- Given exercise
Echo word for word the passage of the dismissal order starting with "IN THE UNITED" and going on through "a dispositive motion.".

- Source

begin

Lee v. Utah Department of Corrections et al
MEMORANDUM DECISION & DISMISSAL ORDER: It is therefore ordered the the complaint is DISMISSED with prejudice. This action is CLOSED. Signed by Judge Ted Stewart on 02/19/2019. (kpf)
IN THE UNITED STATES DISTRICT COURT
FOR THE DISTRICT OF UTAH
ARTHUR RANDALL LEE,
MEMORANDUM DECISION &
JOSEPH COOMBS et al.,
Case No. 2:17-CV-301-TS
District Judge Ted Stewart
• May 1, 2017
Plaintiff filed prisoner civil-rights complaint, asserting federal civil rights
violated in 2014. (Doc. No. 5.)
• November 1, 2017 Court dismissed Defendant Utah Department of Corrections and ordered
service of process on remaining defendants. Defendants were ordered to
file in sequence an answer, a Martinez report, and a dispositive motion.
(Doc. No. 13.) Order further stated, “If served with a summary-judgment
motion . . ., Plaintiff must submit a response within 30 days of the
motion’s filing date.” (Id. (emphasis added).)
• February 16, 2018
Defendants filed answer. (Doc. No. 27.)
• April 11, 2018
Plaintiff moved for time extension for response to answer. (Doc. No. 36.)
He states, “If for any reason plaintiff cannot obtain counsel by June 10,
2018 he will be prepared to respond to defendant[s], point for point.” (Id.)
• May 7, 2018
Court denied motion for time extension, noting, “There is no procedural
rule allowing a response to answers.” (Doc. No. 37.)
• May 17, 2018
Defendants filed Martinez report. (Doc. No. 40.)
• June 18, 2018
Defendants filed Motion for Summary Judgment. (Doc. No. 42.)
• June 21, 2018
Defendants filed notice of change of address for Plaintiff. (Doc. No. 44.)
• December 21, 2018 Court ordered Plaintiff to within thirty days show cause why action should
not be dismissed for failure to prosecute and file response. (Doc. No. 46.)
The Court has not heard from Plaintiff since April 11, 2018 (over ten months ago).

end

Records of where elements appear
begin

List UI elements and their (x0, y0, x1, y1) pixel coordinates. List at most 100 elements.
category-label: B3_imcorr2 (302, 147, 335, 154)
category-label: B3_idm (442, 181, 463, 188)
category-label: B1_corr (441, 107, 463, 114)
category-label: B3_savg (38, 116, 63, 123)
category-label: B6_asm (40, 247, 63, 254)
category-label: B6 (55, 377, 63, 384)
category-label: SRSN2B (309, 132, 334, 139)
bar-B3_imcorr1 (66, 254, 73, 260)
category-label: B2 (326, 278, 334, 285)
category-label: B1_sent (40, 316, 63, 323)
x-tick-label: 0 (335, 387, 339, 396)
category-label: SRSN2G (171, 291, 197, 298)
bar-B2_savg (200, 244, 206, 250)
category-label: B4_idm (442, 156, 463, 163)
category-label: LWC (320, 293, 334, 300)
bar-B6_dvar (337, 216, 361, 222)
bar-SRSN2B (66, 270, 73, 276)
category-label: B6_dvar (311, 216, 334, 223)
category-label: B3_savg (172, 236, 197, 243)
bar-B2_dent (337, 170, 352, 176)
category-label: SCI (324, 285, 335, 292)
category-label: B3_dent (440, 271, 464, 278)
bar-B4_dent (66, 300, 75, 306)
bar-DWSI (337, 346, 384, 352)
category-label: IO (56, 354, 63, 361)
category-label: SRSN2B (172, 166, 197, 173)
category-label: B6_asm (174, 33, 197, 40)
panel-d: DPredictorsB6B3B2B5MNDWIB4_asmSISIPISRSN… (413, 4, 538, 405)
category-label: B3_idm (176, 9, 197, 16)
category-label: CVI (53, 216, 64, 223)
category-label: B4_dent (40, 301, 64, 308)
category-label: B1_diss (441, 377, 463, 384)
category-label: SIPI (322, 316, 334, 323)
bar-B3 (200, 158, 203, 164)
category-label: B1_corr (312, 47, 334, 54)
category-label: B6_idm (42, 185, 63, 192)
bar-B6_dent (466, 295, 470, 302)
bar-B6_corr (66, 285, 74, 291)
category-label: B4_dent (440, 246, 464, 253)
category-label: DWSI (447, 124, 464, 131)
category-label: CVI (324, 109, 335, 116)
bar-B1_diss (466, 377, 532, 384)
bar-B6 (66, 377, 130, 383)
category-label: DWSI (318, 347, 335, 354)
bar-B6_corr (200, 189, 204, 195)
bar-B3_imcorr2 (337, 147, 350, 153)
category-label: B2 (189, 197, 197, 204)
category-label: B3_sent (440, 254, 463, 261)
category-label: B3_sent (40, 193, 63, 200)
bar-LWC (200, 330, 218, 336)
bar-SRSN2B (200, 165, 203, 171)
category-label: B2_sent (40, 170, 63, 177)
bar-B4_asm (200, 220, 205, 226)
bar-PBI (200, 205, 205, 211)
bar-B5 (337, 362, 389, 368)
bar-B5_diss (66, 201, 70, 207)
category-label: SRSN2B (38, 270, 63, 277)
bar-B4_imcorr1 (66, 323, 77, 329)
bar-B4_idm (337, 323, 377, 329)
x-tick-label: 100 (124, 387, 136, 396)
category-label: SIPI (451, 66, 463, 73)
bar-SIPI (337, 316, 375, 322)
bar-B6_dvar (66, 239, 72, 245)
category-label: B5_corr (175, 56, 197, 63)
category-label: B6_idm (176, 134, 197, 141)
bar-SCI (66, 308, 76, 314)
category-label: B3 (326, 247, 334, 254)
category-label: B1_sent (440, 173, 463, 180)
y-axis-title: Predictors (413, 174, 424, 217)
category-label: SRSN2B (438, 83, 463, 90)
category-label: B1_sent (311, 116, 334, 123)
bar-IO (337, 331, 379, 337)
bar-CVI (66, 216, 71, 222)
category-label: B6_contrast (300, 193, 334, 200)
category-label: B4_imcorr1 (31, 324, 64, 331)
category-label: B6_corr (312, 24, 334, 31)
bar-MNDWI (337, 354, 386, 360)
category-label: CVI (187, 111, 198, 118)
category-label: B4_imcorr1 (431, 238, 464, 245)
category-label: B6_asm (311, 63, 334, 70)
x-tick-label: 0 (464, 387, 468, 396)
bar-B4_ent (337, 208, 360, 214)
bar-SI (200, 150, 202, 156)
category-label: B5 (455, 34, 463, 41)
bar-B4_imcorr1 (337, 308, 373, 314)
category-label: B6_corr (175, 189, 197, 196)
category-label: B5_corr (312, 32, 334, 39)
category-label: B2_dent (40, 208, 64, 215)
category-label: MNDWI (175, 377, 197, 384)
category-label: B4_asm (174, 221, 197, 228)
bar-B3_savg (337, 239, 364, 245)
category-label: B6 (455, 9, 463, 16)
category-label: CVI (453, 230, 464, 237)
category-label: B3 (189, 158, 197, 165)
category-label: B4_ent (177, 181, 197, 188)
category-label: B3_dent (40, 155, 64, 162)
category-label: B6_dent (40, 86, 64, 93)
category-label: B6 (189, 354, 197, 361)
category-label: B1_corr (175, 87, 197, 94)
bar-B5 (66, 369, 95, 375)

end
begin

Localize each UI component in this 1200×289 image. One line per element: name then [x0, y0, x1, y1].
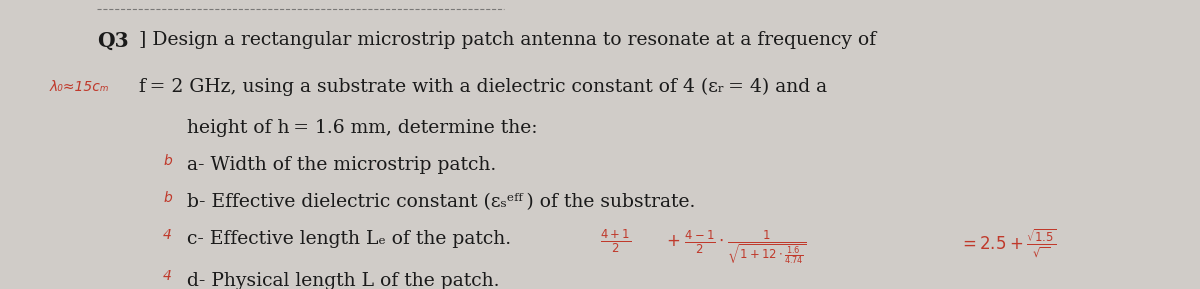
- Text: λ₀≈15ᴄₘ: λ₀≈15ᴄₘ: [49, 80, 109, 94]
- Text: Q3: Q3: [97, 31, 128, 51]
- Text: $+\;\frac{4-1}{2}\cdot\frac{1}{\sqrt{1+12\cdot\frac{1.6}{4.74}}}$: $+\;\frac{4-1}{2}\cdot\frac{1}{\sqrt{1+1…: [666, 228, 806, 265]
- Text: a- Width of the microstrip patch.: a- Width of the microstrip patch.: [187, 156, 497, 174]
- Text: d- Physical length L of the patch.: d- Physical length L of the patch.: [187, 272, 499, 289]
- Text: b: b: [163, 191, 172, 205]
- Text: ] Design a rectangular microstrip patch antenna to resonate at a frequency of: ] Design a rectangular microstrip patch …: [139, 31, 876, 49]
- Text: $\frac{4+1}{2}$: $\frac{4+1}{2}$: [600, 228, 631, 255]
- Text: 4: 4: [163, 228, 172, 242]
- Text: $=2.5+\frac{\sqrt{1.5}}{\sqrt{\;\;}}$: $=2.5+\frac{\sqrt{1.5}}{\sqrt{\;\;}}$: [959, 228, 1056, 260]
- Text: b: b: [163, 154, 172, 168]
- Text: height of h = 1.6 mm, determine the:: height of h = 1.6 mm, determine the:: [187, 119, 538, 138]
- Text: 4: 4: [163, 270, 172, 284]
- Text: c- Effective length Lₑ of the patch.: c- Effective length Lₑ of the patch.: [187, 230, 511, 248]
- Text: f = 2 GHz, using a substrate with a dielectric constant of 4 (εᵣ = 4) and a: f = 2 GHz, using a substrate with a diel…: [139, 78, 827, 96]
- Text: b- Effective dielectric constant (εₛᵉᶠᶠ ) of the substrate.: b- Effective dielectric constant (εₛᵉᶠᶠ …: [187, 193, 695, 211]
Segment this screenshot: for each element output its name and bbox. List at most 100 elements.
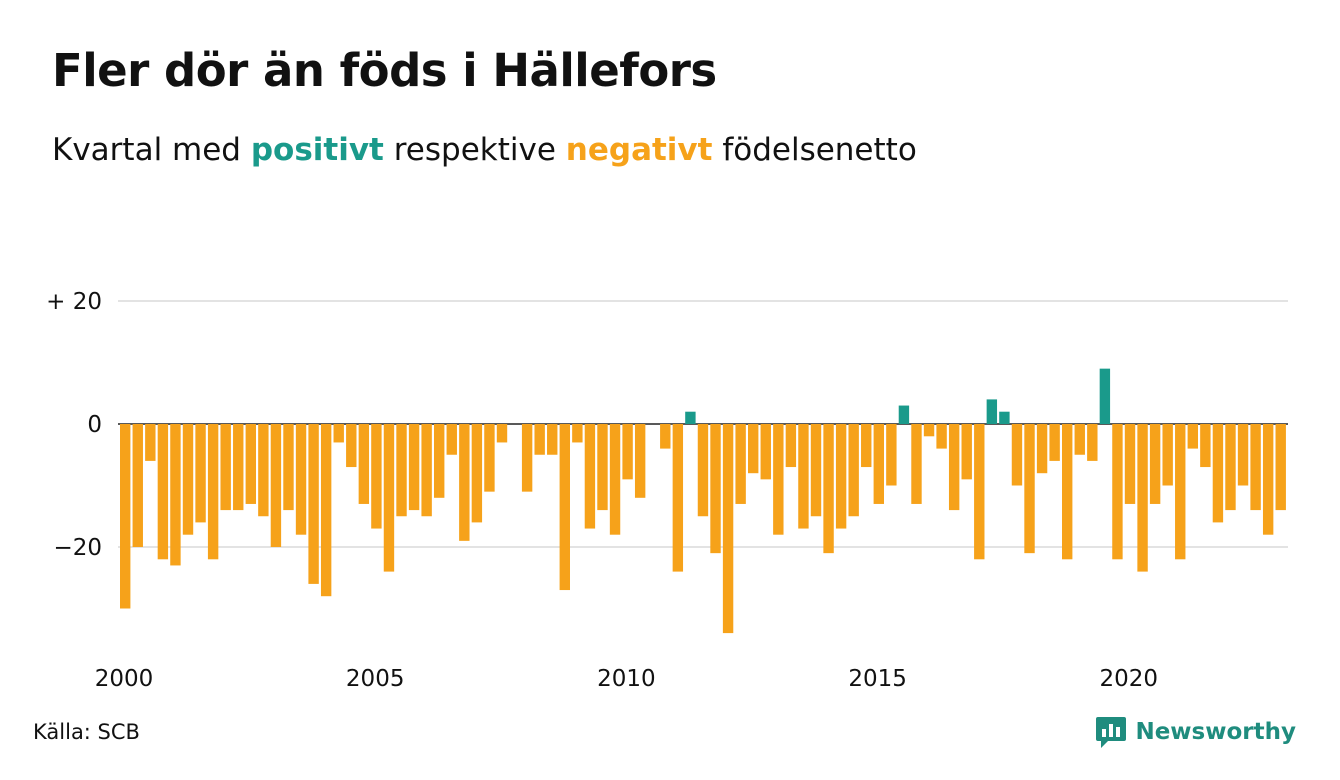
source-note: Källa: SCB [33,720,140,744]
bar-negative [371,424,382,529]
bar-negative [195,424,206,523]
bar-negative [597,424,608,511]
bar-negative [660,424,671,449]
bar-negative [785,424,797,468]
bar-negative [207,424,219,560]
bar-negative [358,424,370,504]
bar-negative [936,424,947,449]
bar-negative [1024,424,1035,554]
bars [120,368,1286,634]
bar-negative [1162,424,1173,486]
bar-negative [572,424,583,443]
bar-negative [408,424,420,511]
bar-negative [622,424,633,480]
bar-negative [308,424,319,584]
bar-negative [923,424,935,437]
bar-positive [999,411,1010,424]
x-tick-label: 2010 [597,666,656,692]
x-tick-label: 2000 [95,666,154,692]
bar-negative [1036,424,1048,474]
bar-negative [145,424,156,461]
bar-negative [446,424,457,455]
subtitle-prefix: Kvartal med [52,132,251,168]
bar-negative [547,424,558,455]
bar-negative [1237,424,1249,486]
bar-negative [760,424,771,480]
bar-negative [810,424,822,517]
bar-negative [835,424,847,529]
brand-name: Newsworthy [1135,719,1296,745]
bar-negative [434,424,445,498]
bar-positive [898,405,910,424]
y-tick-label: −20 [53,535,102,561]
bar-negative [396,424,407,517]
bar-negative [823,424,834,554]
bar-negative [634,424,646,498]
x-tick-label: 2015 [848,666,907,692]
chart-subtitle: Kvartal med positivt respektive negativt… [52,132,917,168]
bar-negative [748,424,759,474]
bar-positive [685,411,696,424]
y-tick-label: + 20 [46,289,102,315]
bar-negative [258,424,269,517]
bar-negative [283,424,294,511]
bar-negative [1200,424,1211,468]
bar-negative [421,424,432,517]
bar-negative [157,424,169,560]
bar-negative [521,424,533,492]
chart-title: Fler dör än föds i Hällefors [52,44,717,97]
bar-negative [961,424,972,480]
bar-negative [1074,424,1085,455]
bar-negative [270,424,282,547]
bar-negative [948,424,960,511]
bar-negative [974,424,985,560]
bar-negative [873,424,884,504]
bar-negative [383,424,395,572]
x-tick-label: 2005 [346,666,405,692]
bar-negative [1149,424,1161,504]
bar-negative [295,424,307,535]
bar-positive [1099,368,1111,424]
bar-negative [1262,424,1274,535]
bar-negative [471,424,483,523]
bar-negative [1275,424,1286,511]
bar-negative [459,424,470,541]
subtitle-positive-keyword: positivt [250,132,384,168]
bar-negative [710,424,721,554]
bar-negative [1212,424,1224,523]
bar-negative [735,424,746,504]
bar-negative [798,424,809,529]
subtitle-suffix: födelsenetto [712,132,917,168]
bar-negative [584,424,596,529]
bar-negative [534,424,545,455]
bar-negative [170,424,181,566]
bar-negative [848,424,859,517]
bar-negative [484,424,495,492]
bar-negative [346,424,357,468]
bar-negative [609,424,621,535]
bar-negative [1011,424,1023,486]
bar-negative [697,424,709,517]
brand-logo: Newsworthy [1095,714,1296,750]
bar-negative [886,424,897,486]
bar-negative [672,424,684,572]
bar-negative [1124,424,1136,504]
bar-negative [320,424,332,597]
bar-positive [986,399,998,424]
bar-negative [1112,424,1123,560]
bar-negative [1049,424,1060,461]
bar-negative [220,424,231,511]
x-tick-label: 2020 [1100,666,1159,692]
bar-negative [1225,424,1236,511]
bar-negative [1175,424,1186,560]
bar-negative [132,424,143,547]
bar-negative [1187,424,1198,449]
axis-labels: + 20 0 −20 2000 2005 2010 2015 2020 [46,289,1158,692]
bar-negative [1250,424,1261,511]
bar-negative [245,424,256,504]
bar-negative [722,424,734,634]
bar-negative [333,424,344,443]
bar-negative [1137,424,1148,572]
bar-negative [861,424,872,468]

end

- Answer to this task
IN THE UNITED STATES DISTRICT COURT
FOR THE DISTRICT OF UTAH
ARTHUR RANDALL LEE,
MEMORANDUM DECISION &
JOSEPH COOMBS et al.,
Case No. 2:17-CV-301-TS
District Judge Ted Stewart
• May 1, 2017
Plaintiff filed prisoner civil-rights complaint, asserting federal civil rights
violated in 2014. (Doc. No. 5.)
• November 1, 2017 Court dismissed Defendant Utah Department of Corrections and ordered
service of process on remaining defendants. Defendants were ordered to
file in sequence an answer, a Martinez report, and a dispositive motion.